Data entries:

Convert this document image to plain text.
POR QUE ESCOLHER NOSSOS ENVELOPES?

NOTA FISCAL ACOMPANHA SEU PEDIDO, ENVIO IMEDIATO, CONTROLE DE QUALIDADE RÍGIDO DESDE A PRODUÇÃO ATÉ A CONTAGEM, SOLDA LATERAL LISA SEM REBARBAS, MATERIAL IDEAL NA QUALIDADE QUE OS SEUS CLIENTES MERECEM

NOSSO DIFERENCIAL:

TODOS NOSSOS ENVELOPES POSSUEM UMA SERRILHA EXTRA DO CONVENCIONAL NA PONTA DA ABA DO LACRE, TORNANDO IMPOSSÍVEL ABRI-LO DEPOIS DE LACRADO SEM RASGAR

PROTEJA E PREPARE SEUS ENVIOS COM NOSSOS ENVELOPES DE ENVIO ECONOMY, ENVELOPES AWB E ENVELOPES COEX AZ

---

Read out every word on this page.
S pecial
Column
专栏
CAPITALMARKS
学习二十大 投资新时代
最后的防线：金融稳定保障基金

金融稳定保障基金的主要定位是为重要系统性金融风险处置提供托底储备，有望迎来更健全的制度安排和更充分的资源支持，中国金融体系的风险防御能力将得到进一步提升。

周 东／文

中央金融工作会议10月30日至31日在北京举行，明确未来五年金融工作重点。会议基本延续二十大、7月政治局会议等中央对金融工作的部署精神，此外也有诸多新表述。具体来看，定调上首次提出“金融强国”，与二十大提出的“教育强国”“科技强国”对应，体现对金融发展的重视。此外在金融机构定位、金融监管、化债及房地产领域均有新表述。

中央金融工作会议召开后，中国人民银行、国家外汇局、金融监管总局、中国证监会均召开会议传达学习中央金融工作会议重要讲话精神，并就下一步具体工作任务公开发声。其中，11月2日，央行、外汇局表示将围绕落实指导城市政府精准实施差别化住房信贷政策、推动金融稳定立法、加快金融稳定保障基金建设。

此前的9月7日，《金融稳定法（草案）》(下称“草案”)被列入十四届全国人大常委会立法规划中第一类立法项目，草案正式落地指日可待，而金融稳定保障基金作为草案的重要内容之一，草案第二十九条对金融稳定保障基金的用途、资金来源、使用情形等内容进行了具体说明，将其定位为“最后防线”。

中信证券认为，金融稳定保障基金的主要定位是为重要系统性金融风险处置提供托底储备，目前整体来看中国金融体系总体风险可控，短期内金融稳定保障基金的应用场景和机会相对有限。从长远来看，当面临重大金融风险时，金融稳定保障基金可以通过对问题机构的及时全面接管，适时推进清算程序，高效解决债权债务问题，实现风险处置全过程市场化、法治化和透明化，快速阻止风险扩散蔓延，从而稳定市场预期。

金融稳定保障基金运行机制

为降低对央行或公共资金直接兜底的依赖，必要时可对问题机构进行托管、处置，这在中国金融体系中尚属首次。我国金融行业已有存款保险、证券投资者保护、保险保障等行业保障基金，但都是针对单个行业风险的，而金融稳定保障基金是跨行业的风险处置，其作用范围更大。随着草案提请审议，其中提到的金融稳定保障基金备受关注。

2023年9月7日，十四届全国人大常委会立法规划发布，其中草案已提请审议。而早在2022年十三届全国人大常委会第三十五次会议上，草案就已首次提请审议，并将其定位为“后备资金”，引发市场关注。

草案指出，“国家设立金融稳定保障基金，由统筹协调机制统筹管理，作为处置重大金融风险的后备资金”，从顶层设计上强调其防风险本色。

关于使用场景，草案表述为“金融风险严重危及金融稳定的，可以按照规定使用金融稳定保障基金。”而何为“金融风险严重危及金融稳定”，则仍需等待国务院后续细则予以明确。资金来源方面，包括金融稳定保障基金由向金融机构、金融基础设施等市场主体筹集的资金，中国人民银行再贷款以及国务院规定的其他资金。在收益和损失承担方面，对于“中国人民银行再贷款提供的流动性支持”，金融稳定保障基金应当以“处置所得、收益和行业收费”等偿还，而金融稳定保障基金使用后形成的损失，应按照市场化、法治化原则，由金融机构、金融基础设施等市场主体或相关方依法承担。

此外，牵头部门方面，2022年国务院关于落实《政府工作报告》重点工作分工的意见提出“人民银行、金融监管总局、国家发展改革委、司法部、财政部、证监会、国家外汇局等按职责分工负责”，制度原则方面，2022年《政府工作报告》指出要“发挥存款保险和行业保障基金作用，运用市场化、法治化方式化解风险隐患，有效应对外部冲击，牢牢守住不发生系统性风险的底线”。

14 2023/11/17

--

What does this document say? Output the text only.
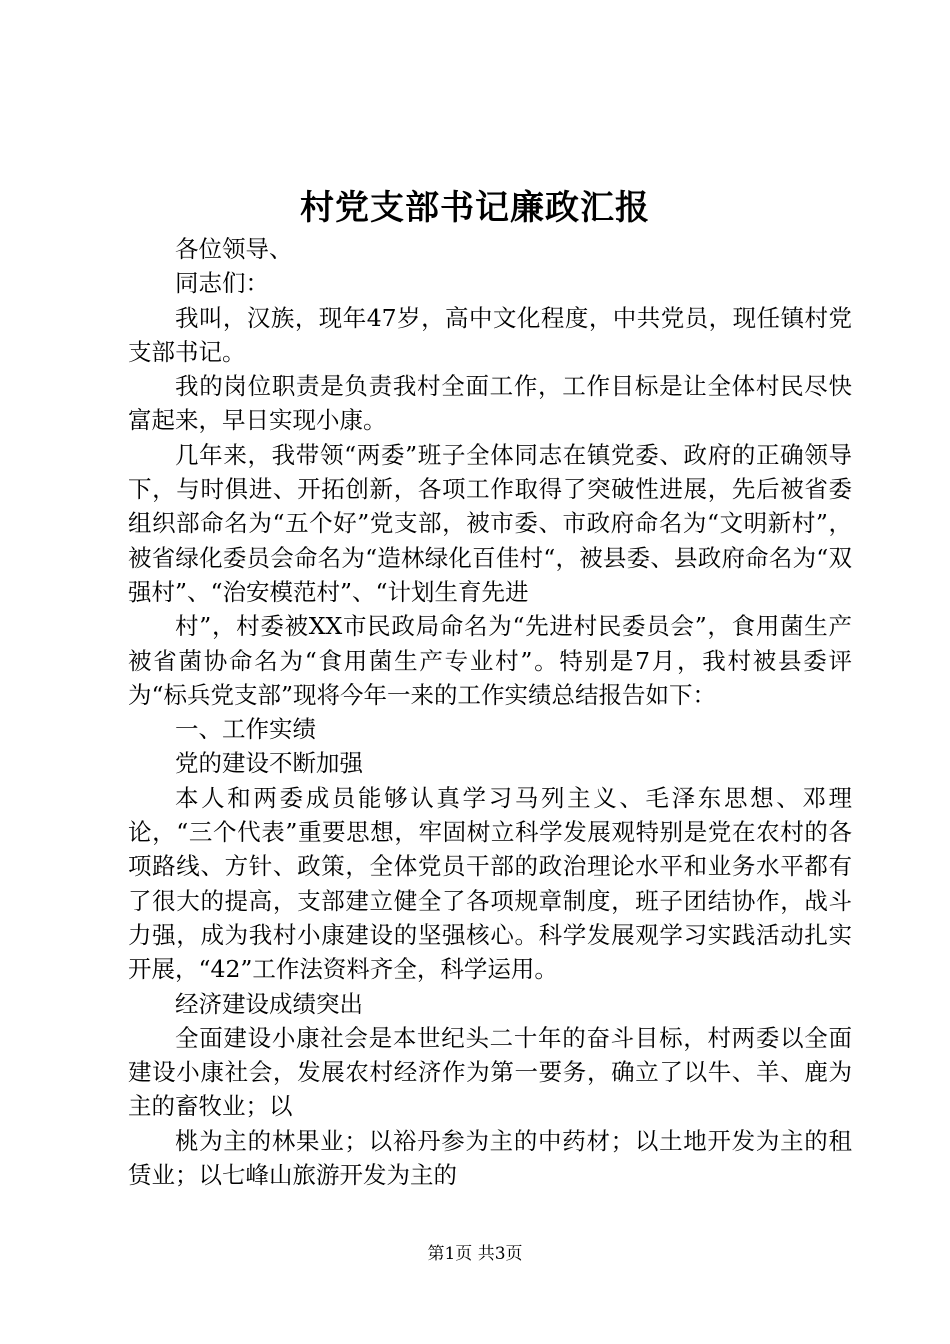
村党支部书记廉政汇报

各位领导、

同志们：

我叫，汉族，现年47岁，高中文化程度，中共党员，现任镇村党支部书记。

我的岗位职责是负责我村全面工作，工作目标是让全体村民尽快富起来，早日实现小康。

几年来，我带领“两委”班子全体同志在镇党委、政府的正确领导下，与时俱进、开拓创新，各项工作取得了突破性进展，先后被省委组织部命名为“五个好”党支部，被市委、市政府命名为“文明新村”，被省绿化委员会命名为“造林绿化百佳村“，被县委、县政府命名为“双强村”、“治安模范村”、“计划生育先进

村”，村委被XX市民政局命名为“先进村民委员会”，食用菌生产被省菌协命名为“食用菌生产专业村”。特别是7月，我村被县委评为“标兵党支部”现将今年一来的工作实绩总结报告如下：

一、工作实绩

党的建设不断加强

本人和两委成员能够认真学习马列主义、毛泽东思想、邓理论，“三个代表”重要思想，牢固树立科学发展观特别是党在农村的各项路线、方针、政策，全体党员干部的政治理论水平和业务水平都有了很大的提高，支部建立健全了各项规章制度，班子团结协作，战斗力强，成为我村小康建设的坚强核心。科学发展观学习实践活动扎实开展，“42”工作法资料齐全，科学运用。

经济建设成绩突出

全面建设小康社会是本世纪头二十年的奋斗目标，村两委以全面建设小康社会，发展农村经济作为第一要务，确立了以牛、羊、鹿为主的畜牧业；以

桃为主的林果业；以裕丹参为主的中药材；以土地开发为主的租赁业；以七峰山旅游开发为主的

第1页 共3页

The request: Copy, from the material, each line that holds the string "text".

Expected answer:
Convert this document image to plain text.
What does this document say? Output the text only.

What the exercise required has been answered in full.